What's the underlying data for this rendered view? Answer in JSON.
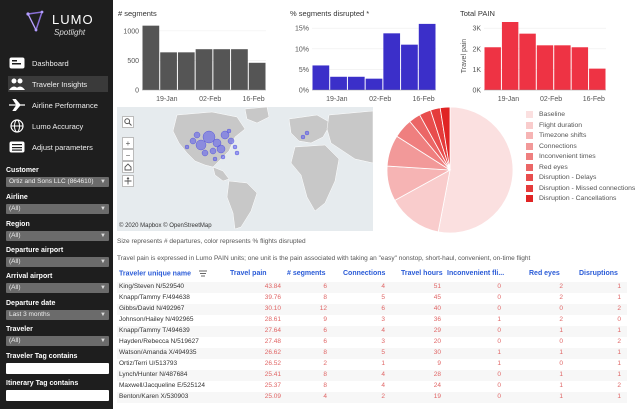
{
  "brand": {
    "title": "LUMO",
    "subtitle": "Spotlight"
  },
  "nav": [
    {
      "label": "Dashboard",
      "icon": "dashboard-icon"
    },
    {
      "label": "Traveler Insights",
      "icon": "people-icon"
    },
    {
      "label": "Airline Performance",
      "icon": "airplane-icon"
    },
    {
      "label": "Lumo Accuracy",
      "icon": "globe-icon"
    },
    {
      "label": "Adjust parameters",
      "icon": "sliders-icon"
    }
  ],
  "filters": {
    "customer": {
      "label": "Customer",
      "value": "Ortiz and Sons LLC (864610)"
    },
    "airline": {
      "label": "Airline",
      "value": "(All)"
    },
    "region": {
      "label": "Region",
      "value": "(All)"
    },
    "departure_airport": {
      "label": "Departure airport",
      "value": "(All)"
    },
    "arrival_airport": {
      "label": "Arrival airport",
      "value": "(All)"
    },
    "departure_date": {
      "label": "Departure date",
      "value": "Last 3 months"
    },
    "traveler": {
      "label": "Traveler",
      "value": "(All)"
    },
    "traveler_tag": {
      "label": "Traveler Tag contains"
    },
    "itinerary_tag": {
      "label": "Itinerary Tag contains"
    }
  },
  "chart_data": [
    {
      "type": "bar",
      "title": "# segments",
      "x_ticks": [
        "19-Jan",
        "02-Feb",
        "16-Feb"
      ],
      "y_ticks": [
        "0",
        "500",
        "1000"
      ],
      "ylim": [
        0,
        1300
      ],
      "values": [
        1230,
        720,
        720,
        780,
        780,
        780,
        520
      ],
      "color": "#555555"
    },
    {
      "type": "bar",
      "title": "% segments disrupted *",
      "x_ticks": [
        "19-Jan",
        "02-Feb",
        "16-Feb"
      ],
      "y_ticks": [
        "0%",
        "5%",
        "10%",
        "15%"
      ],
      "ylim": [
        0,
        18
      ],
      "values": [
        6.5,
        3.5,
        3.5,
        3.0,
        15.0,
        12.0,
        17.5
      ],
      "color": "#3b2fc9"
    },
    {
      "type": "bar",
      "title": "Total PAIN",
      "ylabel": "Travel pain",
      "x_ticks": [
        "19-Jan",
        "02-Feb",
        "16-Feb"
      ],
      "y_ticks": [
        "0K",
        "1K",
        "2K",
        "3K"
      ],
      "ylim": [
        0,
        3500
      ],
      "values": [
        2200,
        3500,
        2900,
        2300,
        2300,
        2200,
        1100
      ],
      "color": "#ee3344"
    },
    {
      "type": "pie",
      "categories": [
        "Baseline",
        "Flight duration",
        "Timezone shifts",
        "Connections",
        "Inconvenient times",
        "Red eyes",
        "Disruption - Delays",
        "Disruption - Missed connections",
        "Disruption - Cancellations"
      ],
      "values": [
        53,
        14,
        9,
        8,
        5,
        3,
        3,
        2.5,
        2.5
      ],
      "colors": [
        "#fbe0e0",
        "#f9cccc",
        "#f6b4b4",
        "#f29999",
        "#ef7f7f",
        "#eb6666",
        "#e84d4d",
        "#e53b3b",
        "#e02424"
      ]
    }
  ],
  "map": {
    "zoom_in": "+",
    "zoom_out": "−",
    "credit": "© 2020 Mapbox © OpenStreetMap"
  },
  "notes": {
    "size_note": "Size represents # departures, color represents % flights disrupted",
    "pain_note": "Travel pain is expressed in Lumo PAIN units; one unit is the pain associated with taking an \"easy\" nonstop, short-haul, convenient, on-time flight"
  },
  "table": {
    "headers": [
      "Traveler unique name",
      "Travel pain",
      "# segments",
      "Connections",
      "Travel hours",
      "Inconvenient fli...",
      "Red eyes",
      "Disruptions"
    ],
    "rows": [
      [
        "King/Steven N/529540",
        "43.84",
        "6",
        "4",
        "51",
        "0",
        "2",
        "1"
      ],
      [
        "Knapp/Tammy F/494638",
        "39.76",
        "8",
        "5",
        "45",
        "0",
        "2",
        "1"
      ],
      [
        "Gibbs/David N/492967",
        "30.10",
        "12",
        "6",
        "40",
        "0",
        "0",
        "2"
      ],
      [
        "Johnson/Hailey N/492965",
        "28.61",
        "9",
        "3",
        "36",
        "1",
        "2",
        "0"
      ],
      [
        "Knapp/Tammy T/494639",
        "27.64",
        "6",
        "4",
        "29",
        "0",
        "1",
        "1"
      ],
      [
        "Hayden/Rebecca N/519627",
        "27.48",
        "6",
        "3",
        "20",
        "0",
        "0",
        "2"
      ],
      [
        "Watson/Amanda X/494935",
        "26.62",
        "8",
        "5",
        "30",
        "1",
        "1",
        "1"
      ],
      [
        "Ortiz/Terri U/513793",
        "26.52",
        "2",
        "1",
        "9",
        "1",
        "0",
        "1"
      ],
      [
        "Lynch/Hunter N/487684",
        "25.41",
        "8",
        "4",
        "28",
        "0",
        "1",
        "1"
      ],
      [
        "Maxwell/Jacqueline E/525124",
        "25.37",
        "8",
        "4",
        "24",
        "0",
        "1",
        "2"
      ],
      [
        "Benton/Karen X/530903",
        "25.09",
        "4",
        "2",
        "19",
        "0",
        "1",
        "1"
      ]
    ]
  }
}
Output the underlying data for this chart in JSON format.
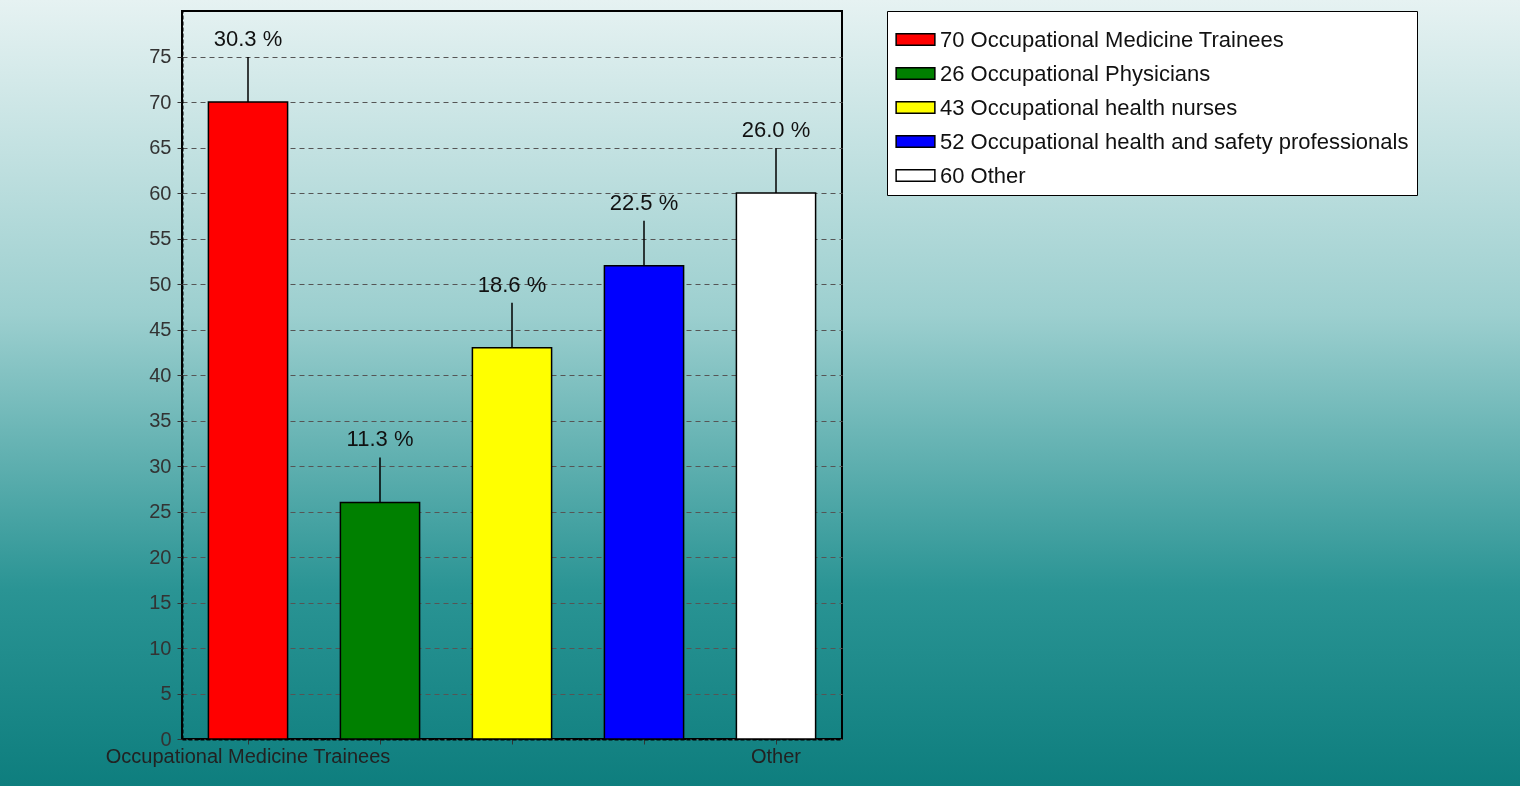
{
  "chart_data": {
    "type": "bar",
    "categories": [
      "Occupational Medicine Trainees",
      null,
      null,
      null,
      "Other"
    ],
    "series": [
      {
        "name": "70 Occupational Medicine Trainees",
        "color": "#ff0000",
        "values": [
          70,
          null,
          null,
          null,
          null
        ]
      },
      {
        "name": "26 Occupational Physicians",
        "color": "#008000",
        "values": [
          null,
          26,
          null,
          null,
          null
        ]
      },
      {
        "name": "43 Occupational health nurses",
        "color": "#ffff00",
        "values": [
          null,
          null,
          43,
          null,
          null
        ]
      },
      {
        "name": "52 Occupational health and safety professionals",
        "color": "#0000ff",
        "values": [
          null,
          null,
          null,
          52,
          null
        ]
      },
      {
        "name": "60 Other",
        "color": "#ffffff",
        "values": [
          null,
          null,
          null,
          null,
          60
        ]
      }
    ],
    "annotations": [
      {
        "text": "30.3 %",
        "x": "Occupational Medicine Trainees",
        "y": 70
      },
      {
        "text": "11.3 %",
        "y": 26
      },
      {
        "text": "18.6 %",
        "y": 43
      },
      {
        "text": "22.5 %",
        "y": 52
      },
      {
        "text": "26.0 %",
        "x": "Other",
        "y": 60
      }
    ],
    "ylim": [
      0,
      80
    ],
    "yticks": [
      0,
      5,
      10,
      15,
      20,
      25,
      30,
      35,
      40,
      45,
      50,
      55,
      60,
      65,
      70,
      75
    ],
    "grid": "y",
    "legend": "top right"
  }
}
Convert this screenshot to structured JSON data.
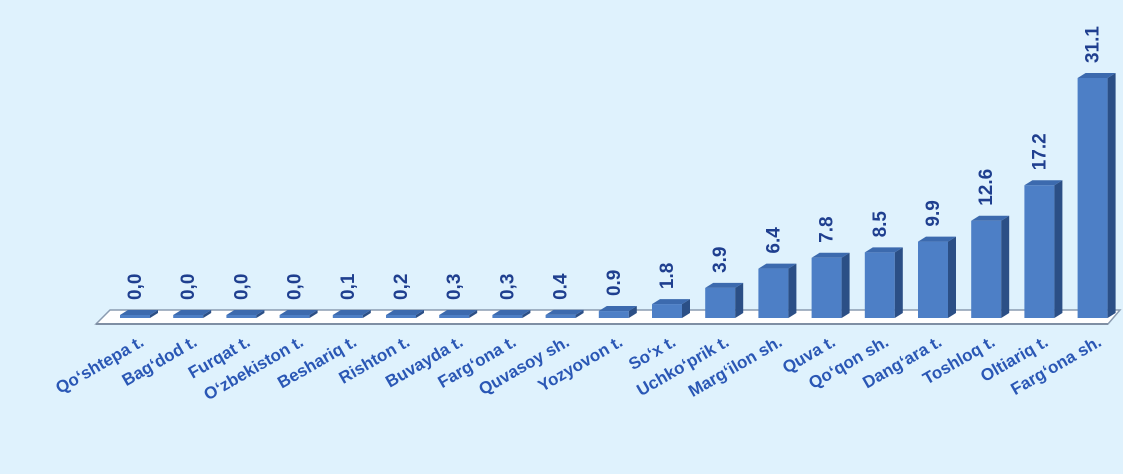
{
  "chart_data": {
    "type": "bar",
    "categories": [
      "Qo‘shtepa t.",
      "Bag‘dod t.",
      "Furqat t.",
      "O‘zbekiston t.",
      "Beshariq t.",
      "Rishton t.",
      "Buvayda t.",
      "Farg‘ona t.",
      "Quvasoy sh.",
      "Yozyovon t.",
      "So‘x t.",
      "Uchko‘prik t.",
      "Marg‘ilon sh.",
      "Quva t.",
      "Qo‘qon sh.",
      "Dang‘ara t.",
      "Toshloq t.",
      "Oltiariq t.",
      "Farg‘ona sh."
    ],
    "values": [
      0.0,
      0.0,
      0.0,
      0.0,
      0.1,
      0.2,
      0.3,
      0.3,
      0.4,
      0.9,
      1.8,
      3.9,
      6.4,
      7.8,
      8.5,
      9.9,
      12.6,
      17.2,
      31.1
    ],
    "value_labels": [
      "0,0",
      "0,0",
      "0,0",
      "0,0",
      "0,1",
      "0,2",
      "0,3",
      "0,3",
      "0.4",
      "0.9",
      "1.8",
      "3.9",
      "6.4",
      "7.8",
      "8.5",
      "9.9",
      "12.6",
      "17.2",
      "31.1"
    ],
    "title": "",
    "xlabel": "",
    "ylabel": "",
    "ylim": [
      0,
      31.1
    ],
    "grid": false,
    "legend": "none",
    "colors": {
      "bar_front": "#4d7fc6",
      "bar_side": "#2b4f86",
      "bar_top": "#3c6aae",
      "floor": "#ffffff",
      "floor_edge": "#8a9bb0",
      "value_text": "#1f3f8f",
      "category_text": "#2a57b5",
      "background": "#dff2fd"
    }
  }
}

[Exercise aim]:
In the records above, locate each line with the word "this". Copy all such lines.

[Task result]:
What's the underlying data for this rendered view? Answer in JSON.
Output the underlying data for this chart in JSON format.
Convert this screenshot to structured JSON data.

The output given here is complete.